====== Records for this task ======
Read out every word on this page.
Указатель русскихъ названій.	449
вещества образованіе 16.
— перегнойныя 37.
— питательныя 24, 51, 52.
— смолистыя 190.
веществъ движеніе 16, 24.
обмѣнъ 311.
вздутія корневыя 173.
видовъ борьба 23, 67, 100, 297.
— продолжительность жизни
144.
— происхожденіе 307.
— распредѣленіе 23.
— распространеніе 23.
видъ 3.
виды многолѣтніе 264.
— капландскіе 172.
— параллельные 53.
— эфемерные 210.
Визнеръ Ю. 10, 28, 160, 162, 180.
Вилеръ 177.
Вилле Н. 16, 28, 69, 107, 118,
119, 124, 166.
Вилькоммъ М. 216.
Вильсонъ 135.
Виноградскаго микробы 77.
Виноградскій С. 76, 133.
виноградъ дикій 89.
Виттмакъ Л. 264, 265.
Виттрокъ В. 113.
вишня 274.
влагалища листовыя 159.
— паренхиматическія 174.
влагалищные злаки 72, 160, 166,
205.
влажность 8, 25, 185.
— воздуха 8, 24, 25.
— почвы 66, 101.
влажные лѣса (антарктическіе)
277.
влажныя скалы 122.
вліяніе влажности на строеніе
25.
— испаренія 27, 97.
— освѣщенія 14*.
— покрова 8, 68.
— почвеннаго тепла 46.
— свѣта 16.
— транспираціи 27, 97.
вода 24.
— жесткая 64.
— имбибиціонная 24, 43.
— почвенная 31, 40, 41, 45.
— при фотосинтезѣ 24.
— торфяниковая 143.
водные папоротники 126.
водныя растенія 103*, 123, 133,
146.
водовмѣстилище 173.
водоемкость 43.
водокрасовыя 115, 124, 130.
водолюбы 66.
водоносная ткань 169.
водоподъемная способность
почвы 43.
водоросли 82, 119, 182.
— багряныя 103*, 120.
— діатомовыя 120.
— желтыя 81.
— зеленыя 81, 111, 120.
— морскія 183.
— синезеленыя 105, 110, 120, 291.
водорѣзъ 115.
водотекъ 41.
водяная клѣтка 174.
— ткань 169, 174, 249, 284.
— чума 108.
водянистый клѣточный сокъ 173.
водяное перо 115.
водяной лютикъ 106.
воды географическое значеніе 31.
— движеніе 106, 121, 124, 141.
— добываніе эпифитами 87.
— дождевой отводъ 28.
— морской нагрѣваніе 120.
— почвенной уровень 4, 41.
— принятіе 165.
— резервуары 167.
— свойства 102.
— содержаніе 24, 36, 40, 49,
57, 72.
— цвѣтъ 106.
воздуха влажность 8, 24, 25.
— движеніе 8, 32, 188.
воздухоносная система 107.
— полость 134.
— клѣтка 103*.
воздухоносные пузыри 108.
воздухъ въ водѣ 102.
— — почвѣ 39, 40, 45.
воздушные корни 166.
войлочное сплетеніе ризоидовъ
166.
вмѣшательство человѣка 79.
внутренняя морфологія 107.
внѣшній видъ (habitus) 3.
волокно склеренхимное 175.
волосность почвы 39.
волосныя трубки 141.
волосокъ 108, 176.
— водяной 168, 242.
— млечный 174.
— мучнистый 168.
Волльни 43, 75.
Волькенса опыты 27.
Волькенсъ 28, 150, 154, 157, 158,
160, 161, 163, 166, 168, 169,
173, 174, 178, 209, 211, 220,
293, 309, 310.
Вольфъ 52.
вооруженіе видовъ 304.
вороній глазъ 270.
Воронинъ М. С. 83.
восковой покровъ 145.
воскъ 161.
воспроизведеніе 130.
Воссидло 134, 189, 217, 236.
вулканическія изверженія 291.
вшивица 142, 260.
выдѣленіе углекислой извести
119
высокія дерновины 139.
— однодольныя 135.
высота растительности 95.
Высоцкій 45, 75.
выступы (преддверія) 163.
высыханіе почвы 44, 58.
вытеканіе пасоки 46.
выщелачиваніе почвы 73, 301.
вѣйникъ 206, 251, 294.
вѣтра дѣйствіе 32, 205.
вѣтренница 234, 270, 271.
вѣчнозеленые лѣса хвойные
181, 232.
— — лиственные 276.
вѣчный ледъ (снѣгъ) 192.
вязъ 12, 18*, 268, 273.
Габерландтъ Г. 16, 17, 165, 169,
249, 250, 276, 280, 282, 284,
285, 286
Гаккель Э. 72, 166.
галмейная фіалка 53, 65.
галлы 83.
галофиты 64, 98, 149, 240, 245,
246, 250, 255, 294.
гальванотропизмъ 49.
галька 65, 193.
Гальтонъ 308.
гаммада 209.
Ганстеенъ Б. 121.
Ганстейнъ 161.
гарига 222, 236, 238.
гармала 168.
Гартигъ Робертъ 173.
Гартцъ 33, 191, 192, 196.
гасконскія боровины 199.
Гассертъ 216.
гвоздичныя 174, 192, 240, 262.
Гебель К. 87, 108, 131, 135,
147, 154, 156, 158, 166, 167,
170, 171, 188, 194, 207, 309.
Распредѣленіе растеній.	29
======
**Requirement**:
Exactly as shown above, return every record.

**The response**:
Read out every word on this page.
Указатель русскихъ названій.	449
вещества образованіе 16.
— перегнойныя 37.
— питательныя 24, 51, 52.
— смолистыя 190.
веществъ движеніе 16, 24.
обмѣнъ 311.
вздутія корневыя 173.
видовъ борьба 23, 67, 100, 297.
— продолжительность жизни
144.
— происхожденіе 307.
— распредѣленіе 23.
— распространеніе 23.
видъ 3.
виды многолѣтніе 264.
— капландскіе 172.
— параллельные 53.
— эфемерные 210.
Визнеръ Ю. 10, 28, 160, 162, 180.
Вилеръ 177.
Вилле Н. 16, 28, 69, 107, 118,
119, 124, 166.
Вилькоммъ М. 216.
Вильсонъ 135.
Виноградскаго микробы 77.
Виноградскій С. 76, 133.
виноградъ дикій 89.
Виттмакъ Л. 264, 265.
Виттрокъ В. 113.
вишня 274.
влагалища листовыя 159.
— паренхиматическія 174.
влагалищные злаки 72, 160, 166,
205.
влажность 8, 25, 185.
— воздуха 8, 24, 25.
— почвы 66, 101.
влажные лѣса (антарктическіе)
277.
влажныя скалы 122.
вліяніе влажности на строеніе
25.
— испаренія 27, 97.
— освѣщенія 14*.
— покрова 8, 68.
— почвеннаго тепла 46.
— свѣта 16.
— транспираціи 27, 97.
вода 24.
— жесткая 64.
— имбибиціонная 24, 43.
— почвенная 31, 40, 41, 45.
— при фотосинтезѣ 24.
— торфяниковая 143.
водные папоротники 126.
водныя растенія 103*, 123, 133,
146.
водовмѣстилище 173.
водоемкость 43.
водокрасовыя 115, 124, 130.
водолюбы 66.
водоносная ткань 169.
водоподъемная способность
почвы 43.
водоросли 82, 119, 182.
— багряныя 103*, 120.
— діатомовыя 120.
— желтыя 81.
— зеленыя 81, 111, 120.
— морскія 183.
— синезеленыя 105, 110, 120, 291.
водорѣзъ 115.
водотекъ 41.
водяная клѣтка 174.
— ткань 169, 174, 249, 284.
— чума 108.
водянистый клѣточный сокъ 173.
водяное перо 115.
водяной лютикъ 106.
воды географическое значеніе 31.
— движеніе 106, 121, 124, 141.
— добываніе эпифитами 87.
— дождевой отводъ 28.
— морской нагрѣваніе 120.
— почвенной уровень 4, 41.
— принятіе 165.
— резервуары 167.
— свойства 102.
— содержаніе 24, 36, 40, 49,
57, 72.
— цвѣтъ 106.
воздуха влажность 8, 24, 25.
— движеніе 8, 32, 188.
воздухоносная система 107.
— полость 134.
— клѣтка 103*.
воздухоносные пузыри 108.
воздухъ въ водѣ 102.
— — почвѣ 39, 40, 45.
воздушные корни 166.
войлочное сплетеніе ризоидовъ
166.
вмѣшательство человѣка 79.
внутренняя морфологія 107.
внѣшній видъ (habitus) 3.
волокно склеренхимное 175.
волосность почвы 39.
волосныя трубки 141.
волосокъ 108, 176.
— водяной 168, 242.
— млечный 174.
— мучнистый 168.
Волльни 43, 75.
Волькенса опыты 27.
Волькенсъ 28, 150, 154, 157, 158,
160, 161, 163, 166, 168, 169,
173, 174, 178, 209, 211, 220,
293, 309, 310.
Вольфъ 52.
вооруженіе видовъ 304.
вороній глазъ 270.
Воронинъ М. С. 83.
восковой покровъ 145.
воскъ 161.
воспроизведеніе 130.
Воссидло 134, 189, 217, 236.
вулканическія изверженія 291.
вшивица 142, 260.
выдѣленіе углекислой извести
119
высокія дерновины 139.
— однодольныя 135.
высота растительности 95.
Высоцкій 45, 75.
выступы (преддверія) 163.
высыханіе почвы 44, 58.
вытеканіе пасоки 46.
выщелачиваніе почвы 73, 301.
вѣйникъ 206, 251, 294.
вѣтра дѣйствіе 32, 205.
вѣтренница 234, 270, 271.
вѣчнозеленые лѣса хвойные
181, 232.
— — лиственные 276.
вѣчный ледъ (снѣгъ) 192.
вязъ 12, 18*, 268, 273.
Габерландтъ Г. 16, 17, 165, 169,
249, 250, 276, 280, 282, 284,
285, 286
Гаккель Э. 72, 166.
галмейная фіалка 53, 65.
галлы 83.
галофиты 64, 98, 149, 240, 245,
246, 250, 255, 294.
гальванотропизмъ 49.
галька 65, 193.
Гальтонъ 308.
гаммада 209.
Ганстеенъ Б. 121.
Ганстейнъ 161.
гарига 222, 236, 238.
гармала 168.
Гартигъ Робертъ 173.
Гартцъ 33, 191, 192, 196.
гасконскія боровины 199.
Гассертъ 216.
гвоздичныя 174, 192, 240, 262.
Гебель К. 87, 108, 131, 135,
147, 154, 156, 158, 166, 167,
170, 171, 188, 194, 207, 309.
Распредѣленіе растеній.	29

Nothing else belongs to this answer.